EXERCISE DIRECTIONS:
Look for "detached" in each line of the entries, and return the matching lines.

DATASET ENTRIES:
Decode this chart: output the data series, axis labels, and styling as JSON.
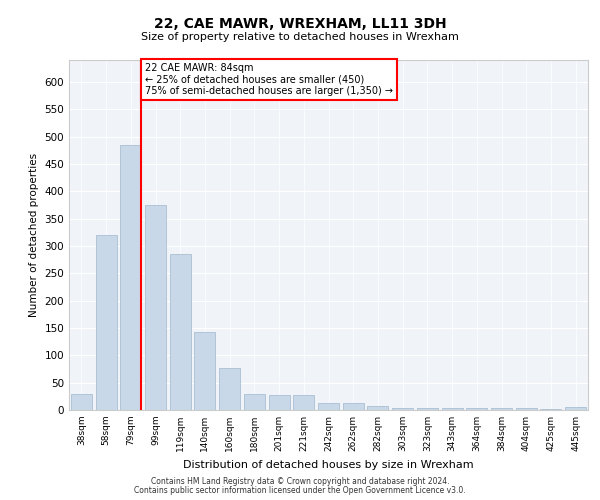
{
  "title": "22, CAE MAWR, WREXHAM, LL11 3DH",
  "subtitle": "Size of property relative to detached houses in Wrexham",
  "xlabel": "Distribution of detached houses by size in Wrexham",
  "ylabel": "Number of detached properties",
  "bar_color": "#c8d8e8",
  "bar_edgecolor": "#a0b8cc",
  "background_color": "#f0f4f8",
  "categories": [
    "38sqm",
    "58sqm",
    "79sqm",
    "99sqm",
    "119sqm",
    "140sqm",
    "160sqm",
    "180sqm",
    "201sqm",
    "221sqm",
    "242sqm",
    "262sqm",
    "282sqm",
    "303sqm",
    "323sqm",
    "343sqm",
    "364sqm",
    "384sqm",
    "404sqm",
    "425sqm",
    "445sqm"
  ],
  "values": [
    30,
    320,
    485,
    375,
    285,
    143,
    77,
    30,
    27,
    27,
    13,
    13,
    7,
    4,
    3,
    3,
    3,
    3,
    3,
    2,
    5
  ],
  "ylim": [
    0,
    640
  ],
  "yticks": [
    0,
    50,
    100,
    150,
    200,
    250,
    300,
    350,
    400,
    450,
    500,
    550,
    600
  ],
  "red_line_index": 2.425,
  "annotation_text": "22 CAE MAWR: 84sqm\n← 25% of detached houses are smaller (450)\n75% of semi-detached houses are larger (1,350) →",
  "footer_line1": "Contains HM Land Registry data © Crown copyright and database right 2024.",
  "footer_line2": "Contains public sector information licensed under the Open Government Licence v3.0."
}
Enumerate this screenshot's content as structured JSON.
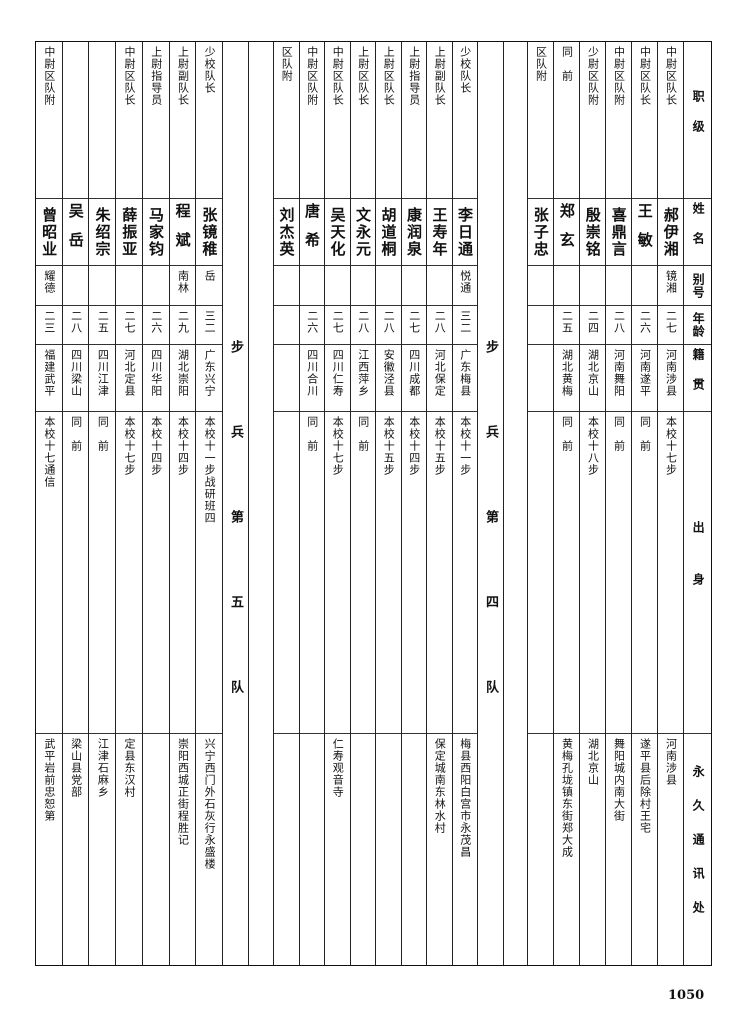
{
  "header": {
    "rank": "职级",
    "name": "姓名",
    "alias": "别号",
    "age": "年龄",
    "origin": "籍贯",
    "background": "出身",
    "address": "永久通讯处"
  },
  "sections": [
    {
      "title": "步兵第四队",
      "part": "right",
      "members": [
        {
          "rank": "中尉区队长",
          "name": "郝伊湘",
          "alias": "镜湘",
          "age": "二七",
          "origin": "河南涉县",
          "background": "本校十七步",
          "address": "河南涉县"
        },
        {
          "rank": "中尉区队长",
          "name": "王敏",
          "alias": "",
          "age": "二六",
          "origin": "河南遂平",
          "background": "同　前",
          "address": "遂平县后除村王宅"
        },
        {
          "rank": "中尉区队附",
          "name": "喜鼎言",
          "alias": "",
          "age": "二八",
          "origin": "河南舞阳",
          "background": "同　前",
          "address": "舞阳城内南大街"
        },
        {
          "rank": "少尉区队附",
          "name": "殷崇铭",
          "alias": "",
          "age": "二四",
          "origin": "湖北京山",
          "background": "本校十八步",
          "address": "湖北京山"
        },
        {
          "rank": "同　前",
          "name": "郑玄",
          "alias": "",
          "age": "二五",
          "origin": "湖北黄梅",
          "background": "同　前",
          "address": "黄梅孔垅镇东街郑大成"
        },
        {
          "rank": "区队附",
          "name": "张子忠",
          "alias": "",
          "age": "",
          "origin": "",
          "background": "",
          "address": ""
        }
      ]
    },
    {
      "title": "步兵第四队",
      "part": "middle",
      "members": [
        {
          "rank": "少校队长",
          "name": "李日通",
          "alias": "悦通",
          "age": "三二",
          "origin": "广东梅县",
          "background": "本校十一步",
          "address": "梅县西阳白宫市永茂昌"
        },
        {
          "rank": "上尉副队长",
          "name": "王寿年",
          "alias": "",
          "age": "二八",
          "origin": "河北保定",
          "background": "本校十五步",
          "address": "保定城南东林水村"
        },
        {
          "rank": "上尉指导员",
          "name": "康润泉",
          "alias": "",
          "age": "二七",
          "origin": "四川成都",
          "background": "本校十四步",
          "address": ""
        },
        {
          "rank": "上尉区队长",
          "name": "胡道桐",
          "alias": "",
          "age": "二八",
          "origin": "安徽泾县",
          "background": "本校十五步",
          "address": ""
        },
        {
          "rank": "上尉区队长",
          "name": "文永元",
          "alias": "",
          "age": "二八",
          "origin": "江西萍乡",
          "background": "同　前",
          "address": ""
        },
        {
          "rank": "中尉区队长",
          "name": "吴天化",
          "alias": "",
          "age": "二七",
          "origin": "四川仁寿",
          "background": "本校十七步",
          "address": "仁寿观音寺"
        },
        {
          "rank": "中尉区队附",
          "name": "唐希",
          "alias": "",
          "age": "二六",
          "origin": "四川合川",
          "background": "同　前",
          "address": ""
        },
        {
          "rank": "区队附",
          "name": "刘杰英",
          "alias": "",
          "age": "",
          "origin": "",
          "background": "",
          "address": ""
        }
      ]
    },
    {
      "title": "步兵第五队",
      "part": "left",
      "members": [
        {
          "rank": "少校队长",
          "name": "张镜稚",
          "alias": "岳",
          "age": "三二",
          "origin": "广东兴宁",
          "background": "本校十一步战研班四",
          "address": "兴宁西门外石灰行永盛楼"
        },
        {
          "rank": "上尉副队长",
          "name": "程斌",
          "alias": "南林",
          "age": "二九",
          "origin": "湖北崇阳",
          "background": "本校十四步",
          "address": "崇阳西城正街程胜记"
        },
        {
          "rank": "上尉指导员",
          "name": "马家钧",
          "alias": "",
          "age": "二六",
          "origin": "四川华阳",
          "background": "本校十四步",
          "address": ""
        },
        {
          "rank": "中尉区队长",
          "name": "薛振亚",
          "alias": "",
          "age": "二七",
          "origin": "河北定县",
          "background": "本校十七步",
          "address": "定县东汉村"
        },
        {
          "rank": "",
          "name": "朱绍宗",
          "alias": "",
          "age": "二五",
          "origin": "四川江津",
          "background": "同　前",
          "address": "江津石麻乡"
        },
        {
          "rank": "",
          "name": "吴岳",
          "alias": "",
          "age": "二八",
          "origin": "四川梁山",
          "background": "同　前",
          "address": "梁山县党部"
        },
        {
          "rank": "中尉区队附",
          "name": "曾昭业",
          "alias": "耀德",
          "age": "二三",
          "origin": "福建武平",
          "background": "本校十七通信",
          "address": "武平岩前忠恕第"
        }
      ]
    }
  ],
  "page_number": "1050"
}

RESULT OF THE EXERCISE:
  "subtitle": "Size of property relative to detached houses in Wrexham",
  "xlabel": "Distribution of detached houses by size in Wrexham",
  "ylabel": "Number of detached properties",
  "annotation_text": "22 CAE MAWR: 84sqm\n← 25% of detached houses are smaller (450)\n75% of semi-detached houses are larger (1,350) →",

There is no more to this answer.